__AIM__
Update the listing below by replacing every "colorbar-tick-mark" with "colorbar-tick" and keeping everything else the same. Leave the pictures out of your answer.

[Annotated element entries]

----------

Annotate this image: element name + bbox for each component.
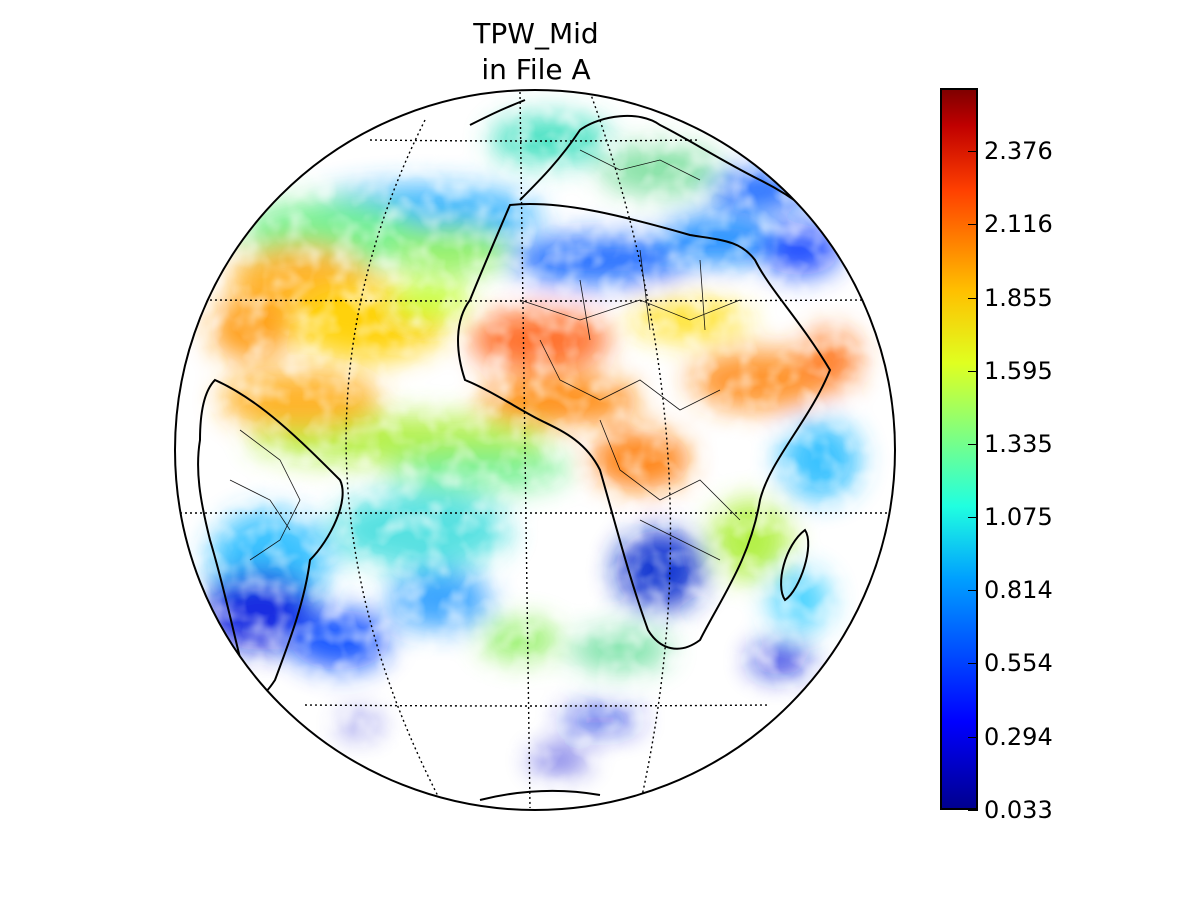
- colorbar: [940, 88, 978, 810]
- colorbar-tick-label: 2.376: [984, 137, 1053, 165]
- colorbar-tick-label: 0.033: [984, 796, 1053, 824]
- colorbar-tick-mark: [968, 224, 978, 226]
- graticule: [175, 91, 895, 809]
- colorbar-tick-mark: [968, 590, 978, 592]
- colorbar-tick-label: 0.554: [984, 649, 1053, 678]
- colorbar-tick-label: 1.855: [984, 283, 1053, 312]
- colorbar-tick-mark: [968, 151, 978, 152]
- country-borders: [229, 149, 741, 561]
- colorbar-tick-label: 1.335: [984, 429, 1053, 458]
- colorbar-tick-mark: [968, 810, 978, 811]
- colorbar-tick-label: 1.595: [984, 356, 1053, 385]
- colorbar-tick-label: 0.294: [984, 722, 1053, 751]
- colorbar-tick-mark: [968, 736, 978, 738]
- colorbar-tick-mark: [968, 516, 978, 518]
- globe-outline: [174, 89, 896, 811]
- map-title-line-1: TPW_Mid: [473, 17, 599, 50]
- colorbar-tick-label: 0.814: [984, 576, 1053, 605]
- colorbar-tick-mark: [968, 443, 978, 445]
- colorbar-tick-label: 1.075: [984, 502, 1053, 531]
- colorbar-tick-mark: [968, 370, 978, 372]
- map-title-line-2: in File A: [481, 53, 591, 86]
- colorbar-tick-mark: [968, 663, 978, 665]
- colorbar-tick-mark: [968, 297, 978, 299]
- coastlines: [197, 99, 846, 801]
- colorbar-tick-label: 2.116: [984, 210, 1053, 239]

----------

__EXERCISE ANSWER__
Annotate this image: element name + bbox for each component.
- colorbar: [940, 88, 978, 810]
- colorbar-tick-label: 2.376: [984, 137, 1053, 165]
- colorbar-tick-label: 0.033: [984, 796, 1053, 824]
- colorbar-tick: [968, 224, 978, 226]
- graticule: [175, 91, 895, 809]
- colorbar-tick: [968, 590, 978, 592]
- colorbar-tick-label: 0.554: [984, 649, 1053, 678]
- colorbar-tick-label: 1.855: [984, 283, 1053, 312]
- colorbar-tick: [968, 151, 978, 152]
- country-borders: [229, 149, 741, 561]
- colorbar-tick-label: 1.335: [984, 429, 1053, 458]
- colorbar-tick: [968, 810, 978, 811]
- colorbar-tick-label: 1.595: [984, 356, 1053, 385]
- colorbar-tick-label: 0.294: [984, 722, 1053, 751]
- colorbar-tick: [968, 736, 978, 738]
- colorbar-tick: [968, 516, 978, 518]
- globe-outline: [174, 89, 896, 811]
- map-title-line-1: TPW_Mid: [473, 17, 599, 50]
- colorbar-tick-label: 0.814: [984, 576, 1053, 605]
- colorbar-tick: [968, 443, 978, 445]
- colorbar-tick-label: 1.075: [984, 502, 1053, 531]
- colorbar-tick: [968, 370, 978, 372]
- map-title-line-2: in File A: [481, 53, 591, 86]
- colorbar-tick: [968, 663, 978, 665]
- colorbar-tick: [968, 297, 978, 299]
- coastlines: [197, 99, 846, 801]
- colorbar-tick-label: 2.116: [984, 210, 1053, 239]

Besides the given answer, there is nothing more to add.